■ **What the task requires**
Select the lines that hold the word "anything" and copy each one.

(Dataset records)
********

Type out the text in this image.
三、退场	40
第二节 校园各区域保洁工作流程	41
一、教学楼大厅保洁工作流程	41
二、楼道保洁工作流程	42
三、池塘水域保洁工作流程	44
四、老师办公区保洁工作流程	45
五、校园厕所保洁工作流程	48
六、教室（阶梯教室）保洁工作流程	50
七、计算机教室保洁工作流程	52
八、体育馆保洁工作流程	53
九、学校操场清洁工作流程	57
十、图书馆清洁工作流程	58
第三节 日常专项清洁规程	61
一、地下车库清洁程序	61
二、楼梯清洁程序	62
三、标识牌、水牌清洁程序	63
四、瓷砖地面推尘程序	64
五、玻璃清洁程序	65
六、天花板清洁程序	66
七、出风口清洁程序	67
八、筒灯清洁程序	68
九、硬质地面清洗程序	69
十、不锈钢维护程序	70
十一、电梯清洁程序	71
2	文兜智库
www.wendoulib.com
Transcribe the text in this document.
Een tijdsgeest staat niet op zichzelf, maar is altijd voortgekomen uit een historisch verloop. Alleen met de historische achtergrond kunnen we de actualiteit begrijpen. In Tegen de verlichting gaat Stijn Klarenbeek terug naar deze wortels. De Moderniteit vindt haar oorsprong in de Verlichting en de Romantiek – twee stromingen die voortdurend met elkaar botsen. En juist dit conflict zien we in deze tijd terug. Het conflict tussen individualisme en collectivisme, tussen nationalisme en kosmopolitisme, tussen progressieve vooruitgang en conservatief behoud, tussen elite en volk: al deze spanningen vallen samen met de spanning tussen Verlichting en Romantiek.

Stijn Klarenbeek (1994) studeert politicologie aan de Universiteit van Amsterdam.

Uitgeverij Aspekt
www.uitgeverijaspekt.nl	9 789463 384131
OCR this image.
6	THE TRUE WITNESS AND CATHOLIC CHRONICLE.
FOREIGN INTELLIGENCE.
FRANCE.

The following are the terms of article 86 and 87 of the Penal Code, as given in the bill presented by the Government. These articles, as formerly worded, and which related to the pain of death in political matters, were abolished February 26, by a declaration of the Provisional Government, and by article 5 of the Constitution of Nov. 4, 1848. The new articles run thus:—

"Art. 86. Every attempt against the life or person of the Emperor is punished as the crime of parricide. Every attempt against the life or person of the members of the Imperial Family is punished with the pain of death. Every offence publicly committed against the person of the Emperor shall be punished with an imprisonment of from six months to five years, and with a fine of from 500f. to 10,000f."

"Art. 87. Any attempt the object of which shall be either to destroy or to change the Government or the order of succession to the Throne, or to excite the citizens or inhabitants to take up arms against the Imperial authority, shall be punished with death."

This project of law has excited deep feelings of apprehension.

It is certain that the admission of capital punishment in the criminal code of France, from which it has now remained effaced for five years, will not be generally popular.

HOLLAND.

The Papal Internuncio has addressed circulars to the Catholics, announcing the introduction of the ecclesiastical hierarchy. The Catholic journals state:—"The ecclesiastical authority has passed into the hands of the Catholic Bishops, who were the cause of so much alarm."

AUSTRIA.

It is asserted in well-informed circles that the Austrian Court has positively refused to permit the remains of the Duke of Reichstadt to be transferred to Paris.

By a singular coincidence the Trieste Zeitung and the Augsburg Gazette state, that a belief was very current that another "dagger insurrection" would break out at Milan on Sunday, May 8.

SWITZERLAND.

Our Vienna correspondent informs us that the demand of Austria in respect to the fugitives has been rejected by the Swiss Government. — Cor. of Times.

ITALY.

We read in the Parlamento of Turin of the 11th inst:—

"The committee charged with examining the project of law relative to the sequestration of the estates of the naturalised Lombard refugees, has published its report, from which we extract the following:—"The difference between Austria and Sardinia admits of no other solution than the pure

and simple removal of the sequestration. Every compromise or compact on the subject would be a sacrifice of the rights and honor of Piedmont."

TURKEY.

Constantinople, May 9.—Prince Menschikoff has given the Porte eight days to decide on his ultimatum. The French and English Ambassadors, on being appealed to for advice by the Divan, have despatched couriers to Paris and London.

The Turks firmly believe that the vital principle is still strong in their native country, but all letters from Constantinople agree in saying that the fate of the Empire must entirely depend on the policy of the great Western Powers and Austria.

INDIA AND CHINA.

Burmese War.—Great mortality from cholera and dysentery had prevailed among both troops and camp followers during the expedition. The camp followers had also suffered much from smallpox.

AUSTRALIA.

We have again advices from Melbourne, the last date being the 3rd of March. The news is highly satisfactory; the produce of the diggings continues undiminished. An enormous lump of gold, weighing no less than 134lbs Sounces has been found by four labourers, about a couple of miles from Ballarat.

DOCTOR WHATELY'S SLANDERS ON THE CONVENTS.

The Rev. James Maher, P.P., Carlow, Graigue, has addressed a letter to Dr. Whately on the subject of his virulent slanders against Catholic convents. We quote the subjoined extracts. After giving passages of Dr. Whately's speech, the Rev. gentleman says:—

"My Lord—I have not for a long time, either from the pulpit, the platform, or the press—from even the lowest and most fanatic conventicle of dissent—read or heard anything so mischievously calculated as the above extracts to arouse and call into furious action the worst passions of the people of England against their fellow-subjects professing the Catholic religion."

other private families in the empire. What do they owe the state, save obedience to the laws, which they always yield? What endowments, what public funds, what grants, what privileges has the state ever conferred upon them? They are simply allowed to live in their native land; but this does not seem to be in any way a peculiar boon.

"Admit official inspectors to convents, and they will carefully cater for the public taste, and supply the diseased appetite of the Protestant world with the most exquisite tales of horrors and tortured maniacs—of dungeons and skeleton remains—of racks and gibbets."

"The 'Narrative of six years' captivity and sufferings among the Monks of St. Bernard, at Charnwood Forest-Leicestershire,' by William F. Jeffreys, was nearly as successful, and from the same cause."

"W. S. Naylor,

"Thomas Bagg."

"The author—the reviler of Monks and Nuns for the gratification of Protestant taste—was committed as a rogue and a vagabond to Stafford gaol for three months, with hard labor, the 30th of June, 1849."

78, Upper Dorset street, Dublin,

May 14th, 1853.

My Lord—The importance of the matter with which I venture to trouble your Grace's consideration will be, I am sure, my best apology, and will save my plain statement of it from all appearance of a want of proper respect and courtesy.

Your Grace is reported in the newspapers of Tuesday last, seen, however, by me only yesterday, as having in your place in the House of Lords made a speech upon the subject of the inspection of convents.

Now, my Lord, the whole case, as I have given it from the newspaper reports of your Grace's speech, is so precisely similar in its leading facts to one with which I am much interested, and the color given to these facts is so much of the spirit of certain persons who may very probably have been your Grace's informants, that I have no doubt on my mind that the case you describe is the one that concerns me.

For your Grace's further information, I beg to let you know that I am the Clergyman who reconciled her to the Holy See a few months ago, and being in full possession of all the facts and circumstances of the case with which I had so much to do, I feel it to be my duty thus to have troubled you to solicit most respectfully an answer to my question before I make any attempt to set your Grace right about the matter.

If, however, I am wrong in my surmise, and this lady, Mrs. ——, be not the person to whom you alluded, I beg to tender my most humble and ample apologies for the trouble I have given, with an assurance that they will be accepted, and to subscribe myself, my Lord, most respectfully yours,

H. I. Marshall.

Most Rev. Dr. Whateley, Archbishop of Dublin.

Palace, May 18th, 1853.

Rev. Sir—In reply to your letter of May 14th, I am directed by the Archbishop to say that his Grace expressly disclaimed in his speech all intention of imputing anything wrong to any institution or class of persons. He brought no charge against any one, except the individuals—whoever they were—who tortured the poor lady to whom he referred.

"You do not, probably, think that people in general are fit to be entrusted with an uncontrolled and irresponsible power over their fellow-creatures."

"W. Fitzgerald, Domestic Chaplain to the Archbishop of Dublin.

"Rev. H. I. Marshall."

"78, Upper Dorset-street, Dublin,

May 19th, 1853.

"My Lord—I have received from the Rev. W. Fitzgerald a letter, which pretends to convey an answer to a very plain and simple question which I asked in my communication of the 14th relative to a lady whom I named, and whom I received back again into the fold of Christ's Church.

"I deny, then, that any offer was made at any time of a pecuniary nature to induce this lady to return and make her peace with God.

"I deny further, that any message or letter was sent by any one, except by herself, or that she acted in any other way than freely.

********

■ **Solution for this exercise**
"My Lord—I have not for a long time, either from the pulpit, the platform, or the press—from even the lowest and most fanatic conventicle of dissent—read or heard anything so mischievously calculated as the above extracts to arouse and call into furious action the worst passions of the people of England against their fellow-subjects professing the Catholic religion."
Rev. Sir—In reply to your letter of May 14th, I am directed by the Archbishop to say that his Grace expressly disclaimed in his speech all intention of imputing anything wrong to any institution or class of persons. He brought no charge against any one, except the individuals—whoever they were—who tortured the poor lady to whom he referred.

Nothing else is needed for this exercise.